> **THE TASK**: Take every line from the material that has the word "name" in it.

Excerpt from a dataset
.....
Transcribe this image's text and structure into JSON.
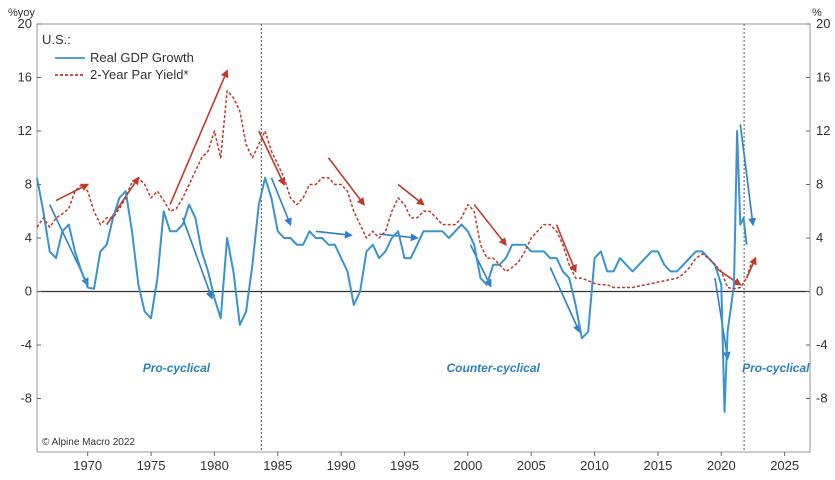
{
  "chart_data": {
    "type": "line",
    "units_left": "%yoy",
    "units_right": "%",
    "legend_title": "U.S.:",
    "credit": "© Alpine Macro 2022",
    "xlim": [
      1966,
      2027
    ],
    "ylim": [
      -12,
      20
    ],
    "grid": false,
    "legend_position": "top-left",
    "x_ticks": [
      1970,
      1975,
      1980,
      1985,
      1990,
      1995,
      2000,
      2005,
      2010,
      2015,
      2020,
      2025
    ],
    "y_ticks": [
      20,
      16,
      12,
      8,
      4,
      0,
      -4,
      -8
    ],
    "series": [
      {
        "name": "Real GDP Growth",
        "color": "#3a93cf",
        "style": "solid",
        "x": [
          1966.0,
          1966.5,
          1967.0,
          1967.5,
          1968.0,
          1968.5,
          1969.0,
          1969.5,
          1970.0,
          1970.5,
          1971.0,
          1971.5,
          1972.0,
          1972.5,
          1973.0,
          1973.5,
          1974.0,
          1974.5,
          1975.0,
          1975.5,
          1976.0,
          1976.5,
          1977.0,
          1977.5,
          1978.0,
          1978.5,
          1979.0,
          1979.5,
          1980.0,
          1980.5,
          1981.0,
          1981.5,
          1982.0,
          1982.5,
          1983.0,
          1983.5,
          1984.0,
          1984.5,
          1985.0,
          1985.5,
          1986.0,
          1986.5,
          1987.0,
          1987.5,
          1988.0,
          1988.5,
          1989.0,
          1989.5,
          1990.0,
          1990.5,
          1991.0,
          1991.5,
          1992.0,
          1992.5,
          1993.0,
          1993.5,
          1994.0,
          1994.5,
          1995.0,
          1995.5,
          1996.0,
          1996.5,
          1997.0,
          1997.5,
          1998.0,
          1998.5,
          1999.0,
          1999.5,
          2000.0,
          2000.5,
          2001.0,
          2001.5,
          2002.0,
          2002.5,
          2003.0,
          2003.5,
          2004.0,
          2004.5,
          2005.0,
          2005.5,
          2006.0,
          2006.5,
          2007.0,
          2007.5,
          2008.0,
          2008.5,
          2009.0,
          2009.5,
          2010.0,
          2010.5,
          2011.0,
          2011.5,
          2012.0,
          2012.5,
          2013.0,
          2013.5,
          2014.0,
          2014.5,
          2015.0,
          2015.5,
          2016.0,
          2016.5,
          2017.0,
          2017.5,
          2018.0,
          2018.5,
          2019.0,
          2019.5,
          2020.0,
          2020.25,
          2020.5,
          2021.0,
          2021.25,
          2021.5,
          2021.75,
          2022.0
        ],
        "values": [
          8.5,
          6.0,
          3.0,
          2.5,
          4.5,
          5.0,
          3.0,
          1.5,
          0.3,
          0.2,
          3.0,
          3.5,
          5.5,
          7.0,
          7.5,
          4.5,
          0.5,
          -1.5,
          -2.0,
          1.0,
          6.0,
          4.5,
          4.5,
          5.0,
          6.5,
          5.5,
          3.0,
          1.5,
          -0.5,
          -2.0,
          4.0,
          1.5,
          -2.5,
          -1.5,
          2.0,
          6.5,
          8.5,
          7.0,
          4.5,
          4.0,
          4.0,
          3.5,
          3.5,
          4.5,
          4.0,
          4.0,
          3.5,
          3.5,
          2.5,
          1.5,
          -1.0,
          0.0,
          3.0,
          3.5,
          2.5,
          3.0,
          4.0,
          4.5,
          2.5,
          2.5,
          3.5,
          4.5,
          4.5,
          4.5,
          4.5,
          4.0,
          4.5,
          5.0,
          4.5,
          3.5,
          1.0,
          0.5,
          2.0,
          2.0,
          2.5,
          3.5,
          3.5,
          3.5,
          3.0,
          3.0,
          3.0,
          2.5,
          2.5,
          1.5,
          1.0,
          -1.0,
          -3.5,
          -3.0,
          2.5,
          3.0,
          1.5,
          1.5,
          2.5,
          2.0,
          1.5,
          2.0,
          2.5,
          3.0,
          3.0,
          2.0,
          1.5,
          1.5,
          2.0,
          2.5,
          3.0,
          3.0,
          2.5,
          2.0,
          0.5,
          -9.0,
          -3.0,
          0.5,
          12.0,
          5.0,
          5.5,
          3.5
        ]
      },
      {
        "name": "2-Year Par Yield*",
        "color": "#c0392b",
        "style": "dashed",
        "x": [
          1966.0,
          1966.5,
          1967.0,
          1967.5,
          1968.0,
          1968.5,
          1969.0,
          1969.5,
          1970.0,
          1970.5,
          1971.0,
          1971.5,
          1972.0,
          1972.5,
          1973.0,
          1973.5,
          1974.0,
          1974.5,
          1975.0,
          1975.5,
          1976.0,
          1976.5,
          1977.0,
          1977.5,
          1978.0,
          1978.5,
          1979.0,
          1979.5,
          1980.0,
          1980.5,
          1981.0,
          1981.5,
          1982.0,
          1982.5,
          1983.0,
          1983.5,
          1984.0,
          1984.5,
          1985.0,
          1985.5,
          1986.0,
          1986.5,
          1987.0,
          1987.5,
          1988.0,
          1988.5,
          1989.0,
          1989.5,
          1990.0,
          1990.5,
          1991.0,
          1991.5,
          1992.0,
          1992.5,
          1993.0,
          1993.5,
          1994.0,
          1994.5,
          1995.0,
          1995.5,
          1996.0,
          1996.5,
          1997.0,
          1997.5,
          1998.0,
          1998.5,
          1999.0,
          1999.5,
          2000.0,
          2000.5,
          2001.0,
          2001.5,
          2002.0,
          2002.5,
          2003.0,
          2003.5,
          2004.0,
          2004.5,
          2005.0,
          2005.5,
          2006.0,
          2006.5,
          2007.0,
          2007.5,
          2008.0,
          2008.5,
          2009.0,
          2009.5,
          2010.0,
          2010.5,
          2011.0,
          2011.5,
          2012.0,
          2012.5,
          2013.0,
          2013.5,
          2014.0,
          2014.5,
          2015.0,
          2015.5,
          2016.0,
          2016.5,
          2017.0,
          2017.5,
          2018.0,
          2018.5,
          2019.0,
          2019.5,
          2020.0,
          2020.5,
          2021.0,
          2021.5,
          2022.0,
          2022.5
        ],
        "values": [
          4.8,
          5.5,
          4.8,
          5.5,
          5.8,
          6.2,
          7.5,
          8.0,
          7.5,
          6.0,
          5.0,
          5.5,
          5.5,
          6.2,
          7.0,
          8.2,
          8.5,
          8.0,
          7.0,
          7.5,
          6.8,
          6.0,
          6.2,
          7.0,
          8.0,
          9.0,
          10.0,
          10.5,
          12.0,
          10.0,
          15.0,
          14.5,
          13.5,
          11.0,
          10.0,
          11.0,
          12.0,
          10.5,
          9.5,
          8.5,
          7.0,
          6.5,
          7.0,
          8.0,
          8.0,
          8.5,
          8.5,
          8.0,
          8.0,
          7.5,
          6.0,
          5.0,
          4.0,
          4.5,
          4.0,
          4.5,
          6.0,
          7.0,
          6.5,
          5.5,
          5.5,
          6.0,
          6.0,
          5.5,
          5.0,
          5.0,
          5.0,
          5.5,
          6.5,
          6.0,
          3.5,
          2.5,
          2.5,
          2.0,
          1.5,
          1.8,
          2.2,
          3.0,
          4.0,
          4.5,
          5.0,
          5.0,
          4.5,
          3.5,
          2.0,
          1.0,
          1.0,
          0.8,
          0.6,
          0.5,
          0.5,
          0.3,
          0.3,
          0.3,
          0.3,
          0.4,
          0.5,
          0.6,
          0.7,
          0.8,
          0.9,
          1.0,
          1.3,
          1.8,
          2.5,
          2.8,
          2.5,
          2.0,
          1.5,
          0.3,
          0.2,
          0.3,
          1.0,
          2.5
        ]
      }
    ],
    "annotations": [
      {
        "text": "Pro-cyclical",
        "x": 1977,
        "y": -6
      },
      {
        "text": "Counter-cyclical",
        "x": 2002,
        "y": -6
      },
      {
        "text": "Pro-cyclical",
        "x": 2024.3,
        "y": -6
      }
    ],
    "vertical_lines": [
      1983.7,
      2021.8
    ],
    "trend_arrows": [
      {
        "color": "#2e7fc4",
        "from": [
          1967,
          6.5
        ],
        "to": [
          1970,
          0.5
        ]
      },
      {
        "color": "#2e7fc4",
        "from": [
          1977.5,
          5.5
        ],
        "to": [
          1979.8,
          -0.5
        ]
      },
      {
        "color": "#2e7fc4",
        "from": [
          1984.5,
          8.5
        ],
        "to": [
          1986,
          5.0
        ]
      },
      {
        "color": "#2e7fc4",
        "from": [
          1988,
          4.5
        ],
        "to": [
          1990.8,
          4.2
        ]
      },
      {
        "color": "#2e7fc4",
        "from": [
          1993,
          4.3
        ],
        "to": [
          1996,
          4.0
        ]
      },
      {
        "color": "#2e7fc4",
        "from": [
          2000.2,
          3.5
        ],
        "to": [
          2001.8,
          0.4
        ]
      },
      {
        "color": "#2e7fc4",
        "from": [
          2006.5,
          1.8
        ],
        "to": [
          2008.8,
          -3.0
        ]
      },
      {
        "color": "#2e7fc4",
        "from": [
          2019.5,
          1.0
        ],
        "to": [
          2020.5,
          -5.0
        ]
      },
      {
        "color": "#2e7fc4",
        "from": [
          2021.5,
          12.5
        ],
        "to": [
          2022.5,
          5.0
        ]
      },
      {
        "color": "#c0392b",
        "from": [
          1967.5,
          6.8
        ],
        "to": [
          1970,
          8.0
        ]
      },
      {
        "color": "#c0392b",
        "from": [
          1971.5,
          5.0
        ],
        "to": [
          1974,
          8.5
        ]
      },
      {
        "color": "#c0392b",
        "from": [
          1976.5,
          6.5
        ],
        "to": [
          1981,
          16.5
        ]
      },
      {
        "color": "#c0392b",
        "from": [
          1983.5,
          12.0
        ],
        "to": [
          1985.5,
          8.0
        ]
      },
      {
        "color": "#c0392b",
        "from": [
          1989,
          10.0
        ],
        "to": [
          1991.8,
          6.5
        ]
      },
      {
        "color": "#c0392b",
        "from": [
          1994.5,
          8.0
        ],
        "to": [
          1996.5,
          6.5
        ]
      },
      {
        "color": "#c0392b",
        "from": [
          2000.5,
          6.5
        ],
        "to": [
          2003,
          3.5
        ]
      },
      {
        "color": "#c0392b",
        "from": [
          2007,
          5.0
        ],
        "to": [
          2008.5,
          1.5
        ]
      },
      {
        "color": "#c0392b",
        "from": [
          2019.5,
          1.8
        ],
        "to": [
          2021.5,
          0.5
        ]
      },
      {
        "color": "#c0392b",
        "from": [
          2022,
          1.0
        ],
        "to": [
          2022.7,
          2.5
        ]
      }
    ]
  }
}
.....
> **FULL OUTPUT**:
        "name": "Real GDP Growth",
        "name": "2-Year Par Yield*",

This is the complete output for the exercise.